Short problem - Filter for the word "café" and keep each matching line.

(Dataset entries)

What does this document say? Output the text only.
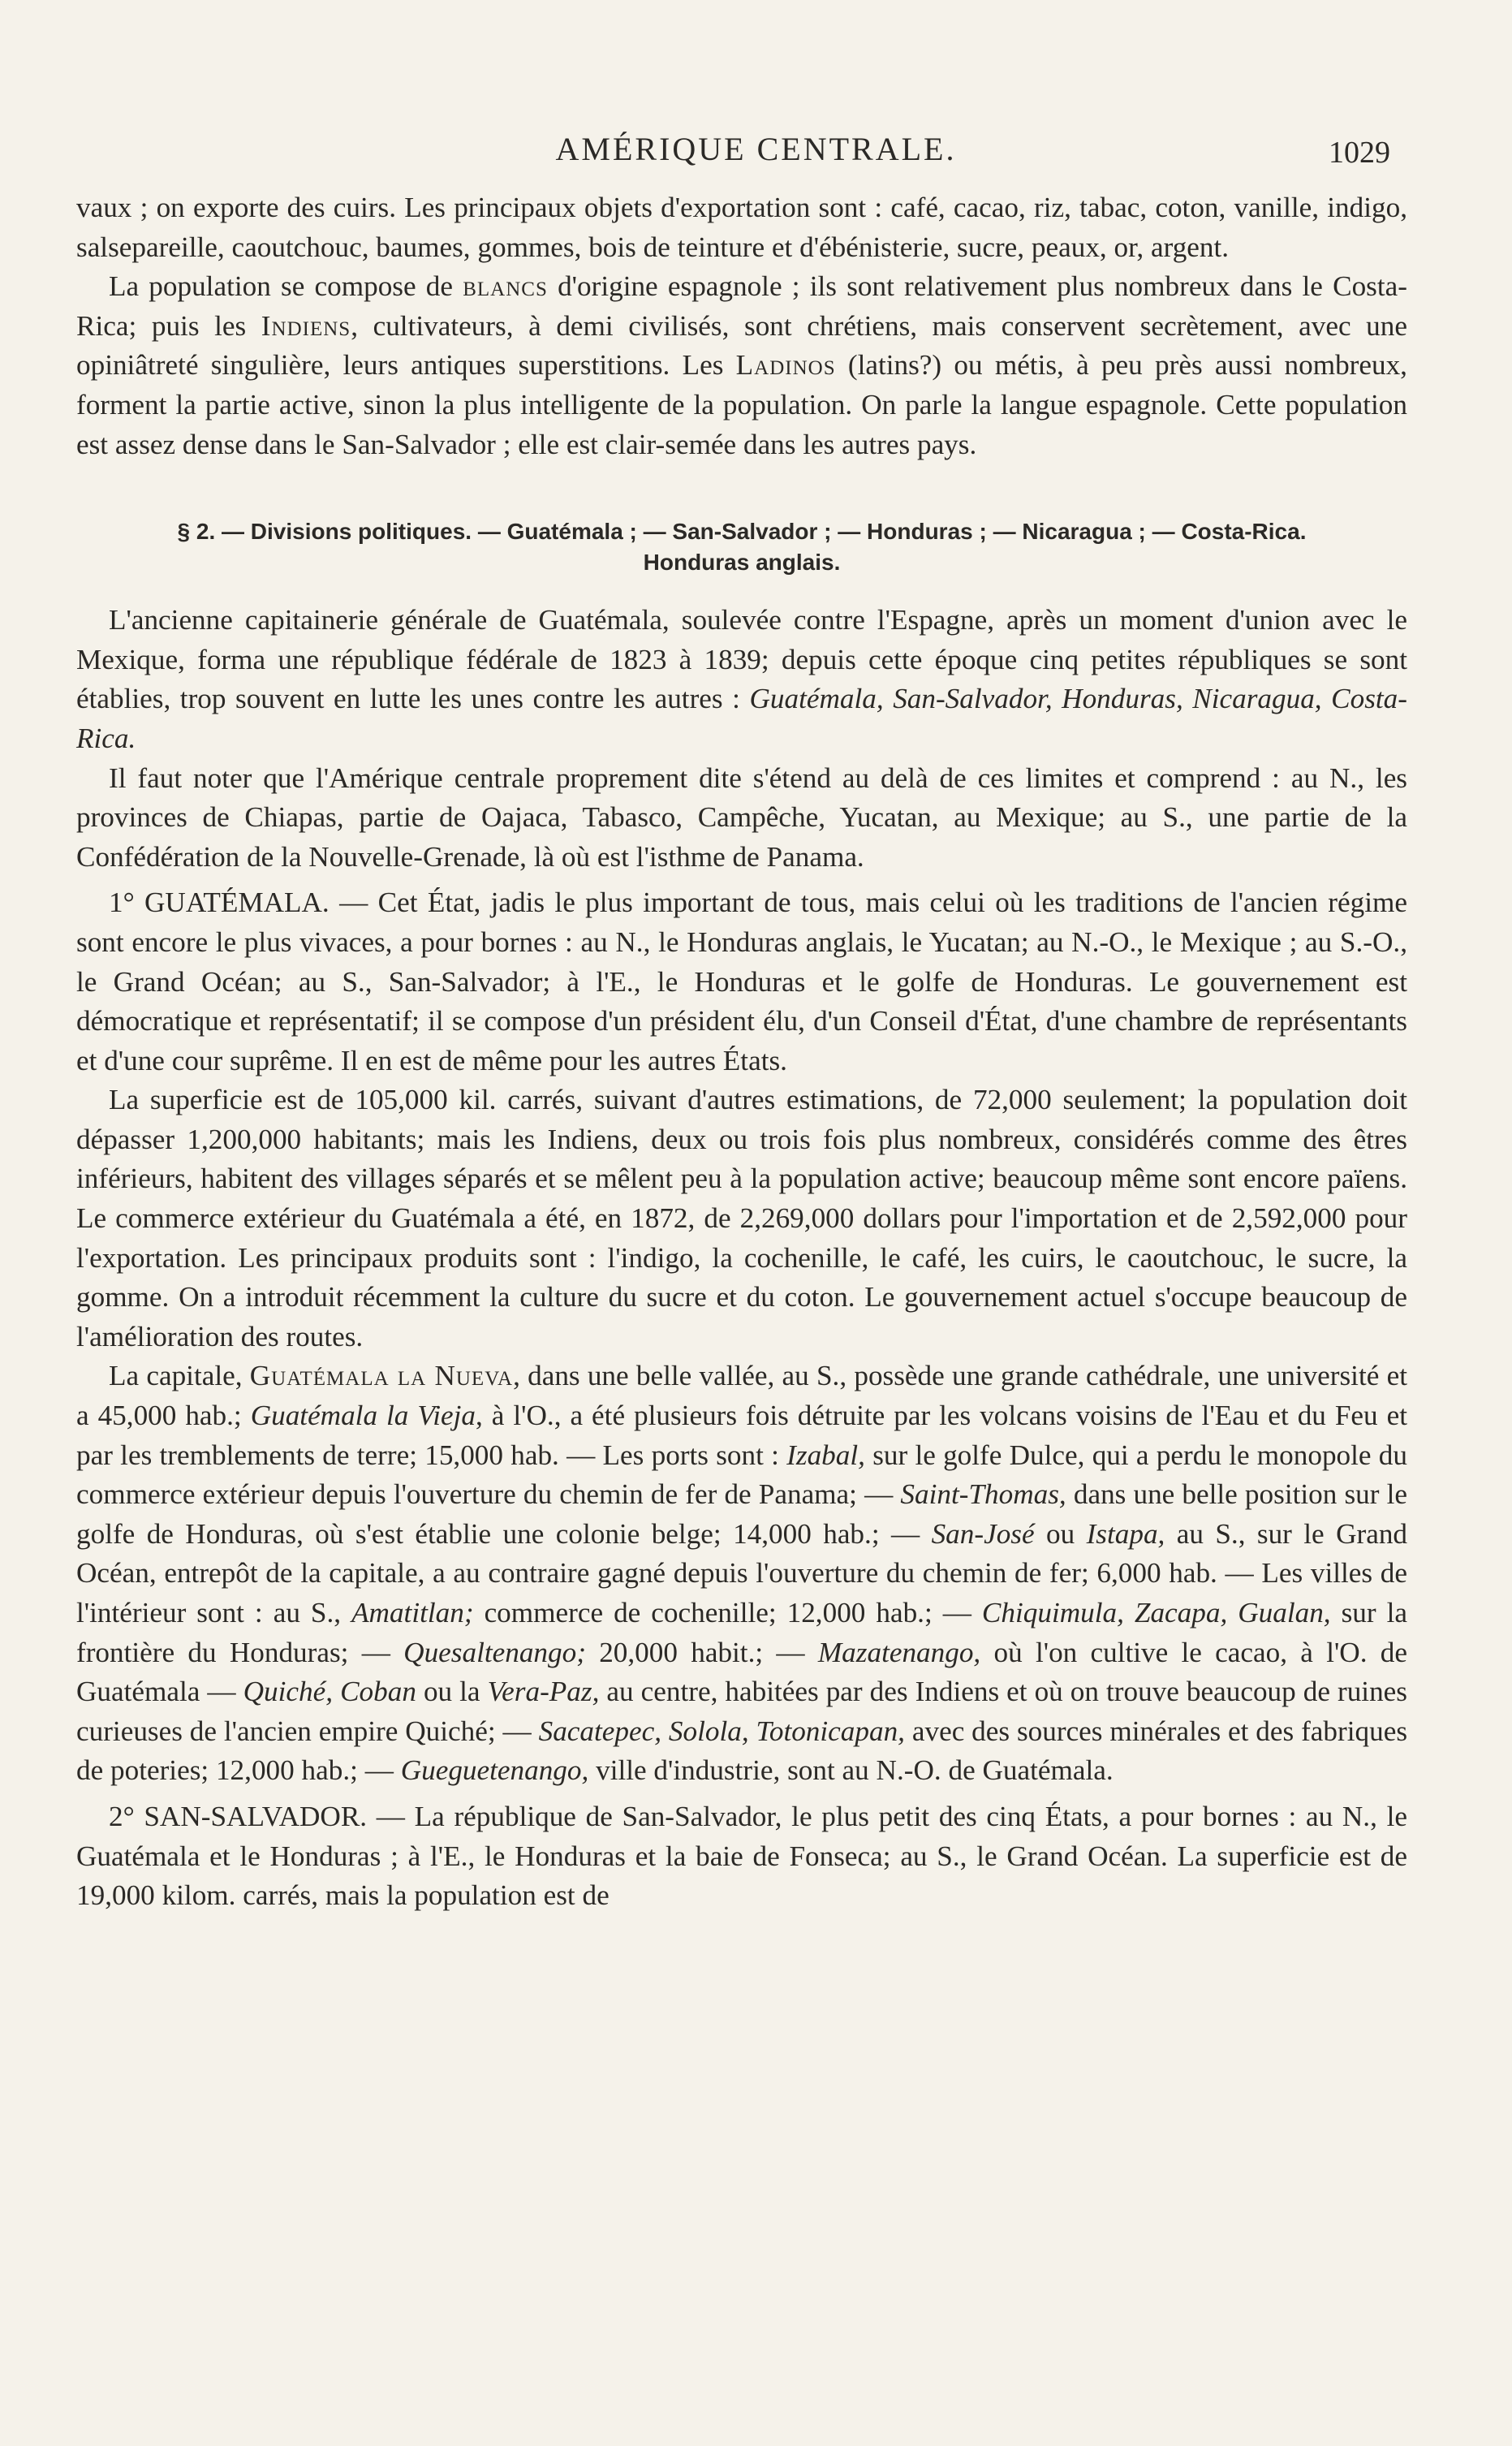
AMÉRIQUE CENTRALE.	1029

vaux ; on exporte des cuirs. Les principaux objets d'exportation sont : café, cacao, riz, tabac, coton, vanille, indigo, salsepareille, caoutchouc, baumes, gommes, bois de teinture et d'ébénisterie, sucre, peaux, or, argent.

La population se compose de blancs d'origine espagnole ; ils sont relativement plus nombreux dans le Costa-Rica; puis les Indiens, cultivateurs, à demi civilisés, sont chrétiens, mais conservent secrètement, avec une opiniâtreté singulière, leurs antiques superstitions. Les Ladinos (latins?) ou métis, à peu près aussi nombreux, forment la partie active, sinon la plus intelligente de la population. On parle la langue espagnole. Cette population est assez dense dans le San-Salvador ; elle est clair-semée dans les autres pays.

§ 2. — Divisions politiques. — Guatémala ; — San-Salvador ; — Honduras ; — Nicaragua ; — Costa-Rica.
Honduras anglais.

L'ancienne capitainerie générale de Guatémala, soulevée contre l'Espagne, après un moment d'union avec le Mexique, forma une république fédérale de 1823 à 1839; depuis cette époque cinq petites républiques se sont établies, trop souvent en lutte les unes contre les autres : Guatémala, San-Salvador, Honduras, Nicaragua, Costa-Rica.

Il faut noter que l'Amérique centrale proprement dite s'étend au delà de ces limites et comprend : au N., les provinces de Chiapas, partie de Oajaca, Tabasco, Campêche, Yucatan, au Mexique; au S., une partie de la Confédération de la Nouvelle-Grenade, là où est l'isthme de Panama.

1° GUATÉMALA. — Cet État, jadis le plus important de tous, mais celui où les traditions de l'ancien régime sont encore le plus vivaces, a pour bornes : au N., le Honduras anglais, le Yucatan; au N.-O., le Mexique ; au S.-O., le Grand Océan; au S., San-Salvador; à l'E., le Honduras et le golfe de Honduras. Le gouvernement est démocratique et représentatif; il se compose d'un président élu, d'un Conseil d'État, d'une chambre de représentants et d'une cour suprême. Il en est de même pour les autres États.

La superficie est de 105,000 kil. carrés, suivant d'autres estimations, de 72,000 seulement; la population doit dépasser 1,200,000 habitants; mais les Indiens, deux ou trois fois plus nombreux, considérés comme des êtres inférieurs, habitent des villages séparés et se mêlent peu à la population active; beaucoup même sont encore païens. Le commerce extérieur du Guatémala a été, en 1872, de 2,269,000 dollars pour l'importation et de 2,592,000 pour l'exportation. Les principaux produits sont : l'indigo, la cochenille, le café, les cuirs, le caoutchouc, le sucre, la gomme. On a introduit récemment la culture du sucre et du coton. Le gouvernement actuel s'occupe beaucoup de l'amélioration des routes.

La capitale, Guatémala la Nueva, dans une belle vallée, au S., possède une grande cathédrale, une université et a 45,000 hab.; Guatémala la Vieja, à l'O., a été plusieurs fois détruite par les volcans voisins de l'Eau et du Feu et par les tremblements de terre; 15,000 hab. — Les ports sont : Izabal, sur le golfe Dulce, qui a perdu le monopole du commerce extérieur depuis l'ouverture du chemin de fer de Panama; — Saint-Thomas, dans une belle position sur le golfe de Honduras, où s'est établie une colonie belge; 14,000 hab.; — San-José ou Istapa, au S., sur le Grand Océan, entrepôt de la capitale, a au contraire gagné depuis l'ouverture du chemin de fer; 6,000 hab. — Les villes de l'intérieur sont : au S., Amatitlan; commerce de cochenille; 12,000 hab.; — Chiquimula, Zacapa, Gualan, sur la frontière du Honduras; — Quesaltenango; 20,000 habit.; — Mazatenango, où l'on cultive le cacao, à l'O. de Guatémala — Quiché, Coban ou la Vera-Paz, au centre, habitées par des Indiens et où on trouve beaucoup de ruines curieuses de l'ancien empire Quiché; — Sacatepec, Solola, Totonicapan, avec des sources minérales et des fabriques de poteries; 12,000 hab.; — Gueguetenango, ville d'industrie, sont au N.-O. de Guatémala.

2° SAN-SALVADOR. — La république de San-Salvador, le plus petit des cinq États, a pour bornes : au N., le Guatémala et le Honduras ; à l'E., le Honduras et la baie de Fonseca; au S., le Grand Océan. La superficie est de 19,000 kilom. carrés, mais la population est de
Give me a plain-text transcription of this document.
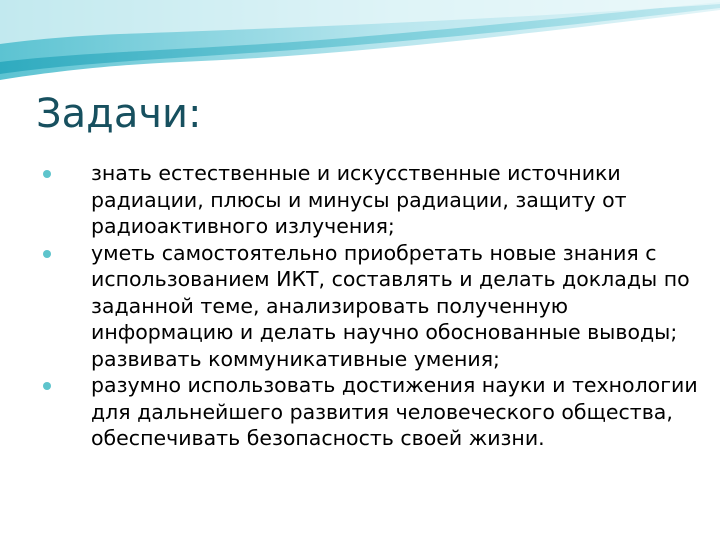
Задачи:
знать естественные и искусственные источники радиации, плюсы и минусы радиации, защиту от радиоактивного излучения;
уметь самостоятельно приобретать новые знания с использованием ИКТ, составлять и делать доклады по заданной теме, анализировать полученную информацию и делать научно обоснованные выводы; развивать коммуникативные умения;
разумно использовать достижения науки и технологии для дальнейшего развития человеческого общества, обеспечивать безопасность своей жизни.
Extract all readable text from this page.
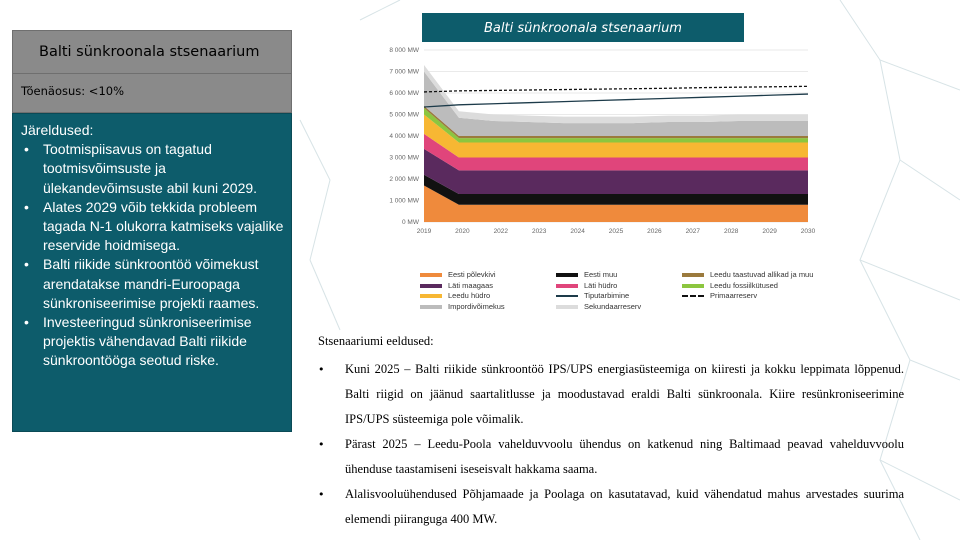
Balti sünkroonala stsenaarium
Tõenäosus: <10%
Järeldused:
• Tootmispiisavus on tagatud tootmisvõimsuste ja ülekandevõimsuste abil kuni 2029.
• Alates 2029 võib tekkida probleem tagada N-1 olukorra katmiseks vajalike reservide hoidmisega.
• Balti riikide sünkroontöö võimekust arendatakse mandri-Euroopaga sünkroniseerimise projekti raames.
• Investeeringud sünkroniseerimise projektis vähendavad Balti riikide sünkroontööga seotud riske.
Balti sünkroonala stsenaarium
0 MW
1 000 MW
2 000 MW
3 000 MW
4 000 MW
5 000 MW
6 000 MW
7 000 MW
8 000 MW
2019	2020	2022	2023	2024	2025	2026	2027	2028	2029	2030
Eesti põlevkivi	Eesti muu	Leedu taastuvad allikad ja muu
Läti maagaas	Läti hüdro	Leedu fossiilkütused
Leedu hüdro	Tiputarbimine	Primaarreserv
Impordivõimekus	Sekundaarreserv
Stsenaariumi eeldused:
• Kuni 2025 – Balti riikide sünkroontöö IPS/UPS energiasüsteemiga on kiiresti ja kokku leppimata lõppenud. Balti riigid on jäänud saartalitlusse ja moodustavad eraldi Balti sünkroonala. Kiire resünkroniseerimine IPS/UPS süsteemiga pole võimalik.
• Pärast 2025 – Leedu-Poola vahelduvvoolu ühendus on katkenud ning Baltimaad peavad vahelduvvoolu ühenduse taastamiseni iseseisvalt hakkama saama.
• Alalisvooluühendused Põhjamaade ja Poolaga on kasutatavad, kuid vähendatud mahus arvestades suurima elemendi piiranguga 400 MW.
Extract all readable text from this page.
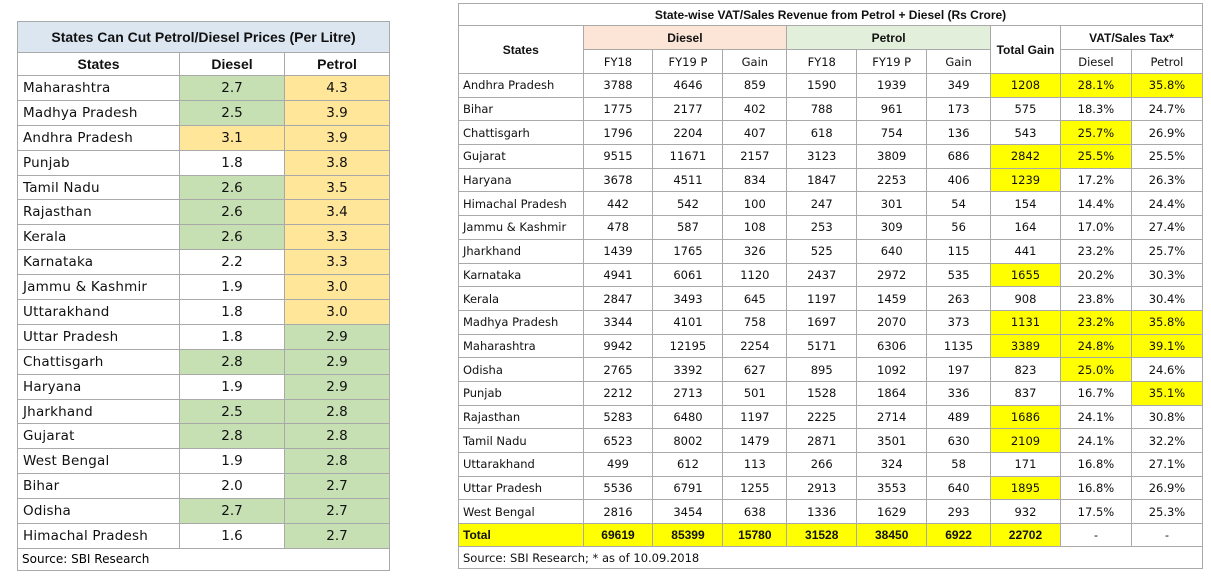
States Can Cut Petrol/Diesel Prices (Per Litre)		
States	Diesel	Petrol
Maharashtra	2.7	4.3
Madhya Pradesh	2.5	3.9
Andhra Pradesh	3.1	3.9
Punjab	1.8	3.8
Tamil Nadu	2.6	3.5
Rajasthan	2.6	3.4
Kerala	2.6	3.3
Karnataka	2.2	3.3
Jammu & Kashmir	1.9	3.0
Uttarakhand	1.8	3.0
Uttar Pradesh	1.8	2.9
Chattisgarh	2.8	2.9
Haryana	1.9	2.9
Jharkhand	2.5	2.8
Gujarat	2.8	2.8
West Bengal	1.9	2.8
Bihar	2.0	2.7
Odisha	2.7	2.7
Himachal Pradesh	1.6	2.7
Source: SBI Research		
State-wise VAT/Sales Revenue from Petrol + Diesel (Rs Crore)									
States	Diesel			Petrol			Total Gain	VAT/Sales Tax*	
	FY18	FY19 P	Gain	FY18	FY19 P	Gain		Diesel	Petrol
Andhra Pradesh	3788	4646	859	1590	1939	349	1208	28.1%	35.8%
Bihar	1775	2177	402	788	961	173	575	18.3%	24.7%
Chattisgarh	1796	2204	407	618	754	136	543	25.7%	26.9%
Gujarat	9515	11671	2157	3123	3809	686	2842	25.5%	25.5%
Haryana	3678	4511	834	1847	2253	406	1239	17.2%	26.3%
Himachal Pradesh	442	542	100	247	301	54	154	14.4%	24.4%
Jammu & Kashmir	478	587	108	253	309	56	164	17.0%	27.4%
Jharkhand	1439	1765	326	525	640	115	441	23.2%	25.7%
Karnataka	4941	6061	1120	2437	2972	535	1655	20.2%	30.3%
Kerala	2847	3493	645	1197	1459	263	908	23.8%	30.4%
Madhya Pradesh	3344	4101	758	1697	2070	373	1131	23.2%	35.8%
Maharashtra	9942	12195	2254	5171	6306	1135	3389	24.8%	39.1%
Odisha	2765	3392	627	895	1092	197	823	25.0%	24.6%
Punjab	2212	2713	501	1528	1864	336	837	16.7%	35.1%
Rajasthan	5283	6480	1197	2225	2714	489	1686	24.1%	30.8%
Tamil Nadu	6523	8002	1479	2871	3501	630	2109	24.1%	32.2%
Uttarakhand	499	612	113	266	324	58	171	16.8%	27.1%
Uttar Pradesh	5536	6791	1255	2913	3553	640	1895	16.8%	26.9%
West Bengal	2816	3454	638	1336	1629	293	932	17.5%	25.3%
Total	69619	85399	15780	31528	38450	6922	22702	-	-
Source: SBI Research; * as of 10.09.2018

Task output -
vaux ; on exporte des cuirs. Les principaux objets d'exportation sont : café, cacao, riz, tabac, coton, vanille, indigo, salsepareille, caoutchouc, baumes, gommes, bois de teinture et d'ébénisterie, sucre, peaux, or, argent.
La superficie est de 105,000 kil. carrés, suivant d'autres estimations, de 72,000 seulement; la population doit dépasser 1,200,000 habitants; mais les Indiens, deux ou trois fois plus nombreux, considérés comme des êtres inférieurs, habitent des villages séparés et se mêlent peu à la population active; beaucoup même sont encore païens. Le commerce extérieur du Guatémala a été, en 1872, de 2,269,000 dollars pour l'importation et de 2,592,000 pour l'exportation. Les principaux produits sont : l'indigo, la cochenille, le café, les cuirs, le caoutchouc, le sucre, la gomme. On a introduit récemment la culture du sucre et du coton. Le gouvernement actuel s'occupe beaucoup de l'amélioration des routes.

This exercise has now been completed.